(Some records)
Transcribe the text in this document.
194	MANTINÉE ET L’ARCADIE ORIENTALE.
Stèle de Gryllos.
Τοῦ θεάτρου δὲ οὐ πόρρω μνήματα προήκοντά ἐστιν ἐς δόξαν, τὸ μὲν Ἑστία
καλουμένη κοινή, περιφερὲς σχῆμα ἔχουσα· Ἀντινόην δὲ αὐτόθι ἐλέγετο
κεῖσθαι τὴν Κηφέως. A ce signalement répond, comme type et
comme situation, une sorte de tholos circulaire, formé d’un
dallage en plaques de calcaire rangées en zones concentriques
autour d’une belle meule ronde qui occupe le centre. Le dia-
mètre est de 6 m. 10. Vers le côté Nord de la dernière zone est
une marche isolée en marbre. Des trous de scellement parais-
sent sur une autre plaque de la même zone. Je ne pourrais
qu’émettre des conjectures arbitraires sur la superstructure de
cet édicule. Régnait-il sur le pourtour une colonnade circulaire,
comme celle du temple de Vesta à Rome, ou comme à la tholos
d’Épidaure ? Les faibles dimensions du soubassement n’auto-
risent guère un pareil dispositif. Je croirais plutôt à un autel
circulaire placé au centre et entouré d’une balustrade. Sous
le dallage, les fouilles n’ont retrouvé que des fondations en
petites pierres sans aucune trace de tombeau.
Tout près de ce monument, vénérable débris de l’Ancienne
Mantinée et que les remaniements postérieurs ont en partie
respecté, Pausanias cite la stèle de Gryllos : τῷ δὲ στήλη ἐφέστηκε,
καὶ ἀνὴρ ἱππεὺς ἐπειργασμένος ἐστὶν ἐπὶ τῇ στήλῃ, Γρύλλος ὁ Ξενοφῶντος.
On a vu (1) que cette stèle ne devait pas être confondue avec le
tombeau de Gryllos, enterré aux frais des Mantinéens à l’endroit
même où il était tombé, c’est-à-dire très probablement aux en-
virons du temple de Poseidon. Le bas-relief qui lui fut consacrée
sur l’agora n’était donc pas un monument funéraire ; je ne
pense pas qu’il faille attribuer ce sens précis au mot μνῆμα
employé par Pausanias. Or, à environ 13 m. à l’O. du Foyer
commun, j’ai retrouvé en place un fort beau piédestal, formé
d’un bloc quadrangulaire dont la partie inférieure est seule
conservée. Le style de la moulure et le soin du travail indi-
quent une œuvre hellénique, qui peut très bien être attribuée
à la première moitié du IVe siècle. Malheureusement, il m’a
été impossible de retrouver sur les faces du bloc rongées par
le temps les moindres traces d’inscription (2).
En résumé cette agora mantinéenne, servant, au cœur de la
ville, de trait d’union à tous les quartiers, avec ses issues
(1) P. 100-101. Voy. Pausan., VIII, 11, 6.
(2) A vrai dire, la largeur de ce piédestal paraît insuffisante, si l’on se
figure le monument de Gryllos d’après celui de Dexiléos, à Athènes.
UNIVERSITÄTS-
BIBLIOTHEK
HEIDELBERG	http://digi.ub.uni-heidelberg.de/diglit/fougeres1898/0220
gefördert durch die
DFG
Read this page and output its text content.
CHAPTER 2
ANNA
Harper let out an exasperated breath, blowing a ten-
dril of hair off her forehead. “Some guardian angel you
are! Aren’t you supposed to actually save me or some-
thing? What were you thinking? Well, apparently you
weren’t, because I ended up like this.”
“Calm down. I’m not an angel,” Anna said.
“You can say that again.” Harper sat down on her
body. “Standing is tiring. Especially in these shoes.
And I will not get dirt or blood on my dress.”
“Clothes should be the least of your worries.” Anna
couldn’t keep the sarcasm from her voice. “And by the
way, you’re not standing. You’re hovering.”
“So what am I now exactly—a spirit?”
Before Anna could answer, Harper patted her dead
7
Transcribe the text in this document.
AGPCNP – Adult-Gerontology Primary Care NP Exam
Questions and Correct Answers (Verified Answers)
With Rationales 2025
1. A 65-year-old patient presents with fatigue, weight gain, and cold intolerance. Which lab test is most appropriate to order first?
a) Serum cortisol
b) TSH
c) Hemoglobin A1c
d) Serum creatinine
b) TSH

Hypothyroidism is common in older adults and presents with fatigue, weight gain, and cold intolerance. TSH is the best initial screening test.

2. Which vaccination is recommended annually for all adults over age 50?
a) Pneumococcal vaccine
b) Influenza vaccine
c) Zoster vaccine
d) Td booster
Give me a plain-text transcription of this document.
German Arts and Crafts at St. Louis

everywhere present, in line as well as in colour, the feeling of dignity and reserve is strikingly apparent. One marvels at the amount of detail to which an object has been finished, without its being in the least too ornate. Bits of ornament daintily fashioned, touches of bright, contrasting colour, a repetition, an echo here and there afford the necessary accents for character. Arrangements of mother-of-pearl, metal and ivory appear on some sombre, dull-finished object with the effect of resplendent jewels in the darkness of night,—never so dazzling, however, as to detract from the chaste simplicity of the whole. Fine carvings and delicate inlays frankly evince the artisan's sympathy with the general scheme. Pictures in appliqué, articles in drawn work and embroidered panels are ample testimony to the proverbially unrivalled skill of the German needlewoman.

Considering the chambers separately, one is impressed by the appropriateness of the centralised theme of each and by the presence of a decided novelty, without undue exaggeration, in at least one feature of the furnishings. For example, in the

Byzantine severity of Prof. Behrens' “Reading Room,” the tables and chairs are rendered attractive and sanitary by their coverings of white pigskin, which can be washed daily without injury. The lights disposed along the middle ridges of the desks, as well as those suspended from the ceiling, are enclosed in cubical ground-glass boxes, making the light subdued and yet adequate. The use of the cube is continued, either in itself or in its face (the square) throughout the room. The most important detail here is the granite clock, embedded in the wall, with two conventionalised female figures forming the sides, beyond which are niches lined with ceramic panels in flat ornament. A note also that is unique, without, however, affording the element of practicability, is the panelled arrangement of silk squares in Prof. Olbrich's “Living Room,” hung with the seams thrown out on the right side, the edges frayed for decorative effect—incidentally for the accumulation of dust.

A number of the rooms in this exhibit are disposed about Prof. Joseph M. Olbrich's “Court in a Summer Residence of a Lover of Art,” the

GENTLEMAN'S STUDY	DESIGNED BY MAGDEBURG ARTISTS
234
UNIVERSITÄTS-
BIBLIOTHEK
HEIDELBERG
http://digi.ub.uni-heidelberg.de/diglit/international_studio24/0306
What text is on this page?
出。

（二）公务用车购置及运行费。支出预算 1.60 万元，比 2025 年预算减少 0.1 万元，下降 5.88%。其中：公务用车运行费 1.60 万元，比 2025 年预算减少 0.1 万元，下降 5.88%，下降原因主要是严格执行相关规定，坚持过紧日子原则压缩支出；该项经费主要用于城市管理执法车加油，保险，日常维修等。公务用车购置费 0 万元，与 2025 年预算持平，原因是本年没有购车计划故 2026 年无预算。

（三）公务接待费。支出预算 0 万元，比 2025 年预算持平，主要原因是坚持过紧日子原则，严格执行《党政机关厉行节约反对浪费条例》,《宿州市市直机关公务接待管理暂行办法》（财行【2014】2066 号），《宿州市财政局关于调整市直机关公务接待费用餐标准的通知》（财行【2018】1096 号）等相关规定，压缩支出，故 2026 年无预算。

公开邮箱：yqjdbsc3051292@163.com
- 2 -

Exercise description -> From the first line to the last, please quote the material above exactly.

Reply to the task ->
Transcribe the text in this document.
194	MANTINÉE ET L’ARCADIE ORIENTALE.
Stèle de Gryllos.
Τοῦ θεάτρου δὲ οὐ πόρρω μνήματα προήκοντά ἐστιν ἐς δόξαν, τὸ μὲν Ἑστία
καλουμένη κοινή, περιφερὲς σχῆμα ἔχουσα· Ἀντινόην δὲ αὐτόθι ἐλέγετο
κεῖσθαι τὴν Κηφέως. A ce signalement répond, comme type et
comme situation, une sorte de tholos circulaire, formé d’un
dallage en plaques de calcaire rangées en zones concentriques
autour d’une belle meule ronde qui occupe le centre. Le dia-
mètre est de 6 m. 10. Vers le côté Nord de la dernière zone est
une marche isolée en marbre. Des trous de scellement parais-
sent sur une autre plaque de la même zone. Je ne pourrais
qu’émettre des conjectures arbitraires sur la superstructure de
cet édicule. Régnait-il sur le pourtour une colonnade circulaire,
comme celle du temple de Vesta à Rome, ou comme à la tholos
d’Épidaure ? Les faibles dimensions du soubassement n’auto-
risent guère un pareil dispositif. Je croirais plutôt à un autel
circulaire placé au centre et entouré d’une balustrade. Sous
le dallage, les fouilles n’ont retrouvé que des fondations en
petites pierres sans aucune trace de tombeau.
Tout près de ce monument, vénérable débris de l’Ancienne
Mantinée et que les remaniements postérieurs ont en partie
respecté, Pausanias cite la stèle de Gryllos : τῷ δὲ στήλη ἐφέστηκε,
καὶ ἀνὴρ ἱππεὺς ἐπειργασμένος ἐστὶν ἐπὶ τῇ στήλῃ, Γρύλλος ὁ Ξενοφῶντος.
On a vu (1) que cette stèle ne devait pas être confondue avec le
tombeau de Gryllos, enterré aux frais des Mantinéens à l’endroit
même où il était tombé, c’est-à-dire très probablement aux en-
virons du temple de Poseidon. Le bas-relief qui lui fut consacrée
sur l’agora n’était donc pas un monument funéraire ; je ne
pense pas qu’il faille attribuer ce sens précis au mot μνῆμα
employé par Pausanias. Or, à environ 13 m. à l’O. du Foyer
commun, j’ai retrouvé en place un fort beau piédestal, formé
d’un bloc quadrangulaire dont la partie inférieure est seule
conservée. Le style de la moulure et le soin du travail indi-
quent une œuvre hellénique, qui peut très bien être attribuée
à la première moitié du IVe siècle. Malheureusement, il m’a
été impossible de retrouver sur les faces du bloc rongées par
le temps les moindres traces d’inscription (2).
En résumé cette agora mantinéenne, servant, au cœur de la
ville, de trait d’union à tous les quartiers, avec ses issues
(1) P. 100-101. Voy. Pausan., VIII, 11, 6.
(2) A vrai dire, la largeur de ce piédestal paraît insuffisante, si l’on se
figure le monument de Gryllos d’après celui de Dexiléos, à Athènes.
UNIVERSITÄTS-
BIBLIOTHEK
HEIDELBERG	http://digi.ub.uni-heidelberg.de/diglit/fougeres1898/0220
gefördert durch die
DFG
Read this page and output its text content.
CHAPTER 2
ANNA
Harper let out an exasperated breath, blowing a ten-
dril of hair off her forehead. “Some guardian angel you
are! Aren’t you supposed to actually save me or some-
thing? What were you thinking? Well, apparently you
weren’t, because I ended up like this.”
“Calm down. I’m not an angel,” Anna said.
“You can say that again.” Harper sat down on her
body. “Standing is tiring. Especially in these shoes.
And I will not get dirt or blood on my dress.”
“Clothes should be the least of your worries.” Anna
couldn’t keep the sarcasm from her voice. “And by the
way, you’re not standing. You’re hovering.”
“So what am I now exactly—a spirit?”
Before Anna could answer, Harper patted her dead
7
Transcribe the text in this document.
AGPCNP – Adult-Gerontology Primary Care NP Exam
Questions and Correct Answers (Verified Answers)
With Rationales 2025
1. A 65-year-old patient presents with fatigue, weight gain, and cold intolerance. Which lab test is most appropriate to order first?
a) Serum cortisol
b) TSH
c) Hemoglobin A1c
d) Serum creatinine
b) TSH

Hypothyroidism is common in older adults and presents with fatigue, weight gain, and cold intolerance. TSH is the best initial screening test.

2. Which vaccination is recommended annually for all adults over age 50?
a) Pneumococcal vaccine
b) Influenza vaccine
c) Zoster vaccine
d) Td booster
Give me a plain-text transcription of this document.
German Arts and Crafts at St. Louis

everywhere present, in line as well as in colour, the feeling of dignity and reserve is strikingly apparent. One marvels at the amount of detail to which an object has been finished, without its being in the least too ornate. Bits of ornament daintily fashioned, touches of bright, contrasting colour, a repetition, an echo here and there afford the necessary accents for character. Arrangements of mother-of-pearl, metal and ivory appear on some sombre, dull-finished object with the effect of resplendent jewels in the darkness of night,—never so dazzling, however, as to detract from the chaste simplicity of the whole. Fine carvings and delicate inlays frankly evince the artisan's sympathy with the general scheme. Pictures in appliqué, articles in drawn work and embroidered panels are ample testimony to the proverbially unrivalled skill of the German needlewoman.

Considering the chambers separately, one is impressed by the appropriateness of the centralised theme of each and by the presence of a decided novelty, without undue exaggeration, in at least one feature of the furnishings. For example, in the

Byzantine severity of Prof. Behrens' “Reading Room,” the tables and chairs are rendered attractive and sanitary by their coverings of white pigskin, which can be washed daily without injury. The lights disposed along the middle ridges of the desks, as well as those suspended from the ceiling, are enclosed in cubical ground-glass boxes, making the light subdued and yet adequate. The use of the cube is continued, either in itself or in its face (the square) throughout the room. The most important detail here is the granite clock, embedded in the wall, with two conventionalised female figures forming the sides, beyond which are niches lined with ceramic panels in flat ornament. A note also that is unique, without, however, affording the element of practicability, is the panelled arrangement of silk squares in Prof. Olbrich's “Living Room,” hung with the seams thrown out on the right side, the edges frayed for decorative effect—incidentally for the accumulation of dust.

A number of the rooms in this exhibit are disposed about Prof. Joseph M. Olbrich's “Court in a Summer Residence of a Lover of Art,” the

GENTLEMAN'S STUDY	DESIGNED BY MAGDEBURG ARTISTS
234
UNIVERSITÄTS-
BIBLIOTHEK
HEIDELBERG
http://digi.ub.uni-heidelberg.de/diglit/international_studio24/0306
What text is on this page?
出。

（二）公务用车购置及运行费。支出预算 1.60 万元，比 2025 年预算减少 0.1 万元，下降 5.88%。其中：公务用车运行费 1.60 万元，比 2025 年预算减少 0.1 万元，下降 5.88%，下降原因主要是严格执行相关规定，坚持过紧日子原则压缩支出；该项经费主要用于城市管理执法车加油，保险，日常维修等。公务用车购置费 0 万元，与 2025 年预算持平，原因是本年没有购车计划故 2026 年无预算。

（三）公务接待费。支出预算 0 万元，比 2025 年预算持平，主要原因是坚持过紧日子原则，严格执行《党政机关厉行节约反对浪费条例》,《宿州市市直机关公务接待管理暂行办法》（财行【2014】2066 号），《宿州市财政局关于调整市直机关公务接待费用餐标准的通知》（财行【2018】1096 号）等相关规定，压缩支出，故 2026 年无预算。

公开邮箱：yqjdbsc3051292@163.com
- 2 -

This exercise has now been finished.